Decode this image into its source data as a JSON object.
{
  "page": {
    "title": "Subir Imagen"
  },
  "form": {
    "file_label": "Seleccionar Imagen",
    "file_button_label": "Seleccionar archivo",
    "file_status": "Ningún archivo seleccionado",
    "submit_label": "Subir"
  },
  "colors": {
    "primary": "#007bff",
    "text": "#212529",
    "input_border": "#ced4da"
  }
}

What needs to be done — Your task is to repeat every line exactly.

Full output —
Decode this image into its source data as a JSON object.
{
  "page": {
    "title": "Subir Imagen"
  },
  "form": {
    "file_label": "Seleccionar Imagen",
    "file_button_label": "Seleccionar archivo",
    "file_status": "Ningún archivo seleccionado",
    "submit_label": "Subir"
  },
  "colors": {
    "primary": "#007bff",
    "text": "#212529",
    "input_border": "#ced4da"
  }
}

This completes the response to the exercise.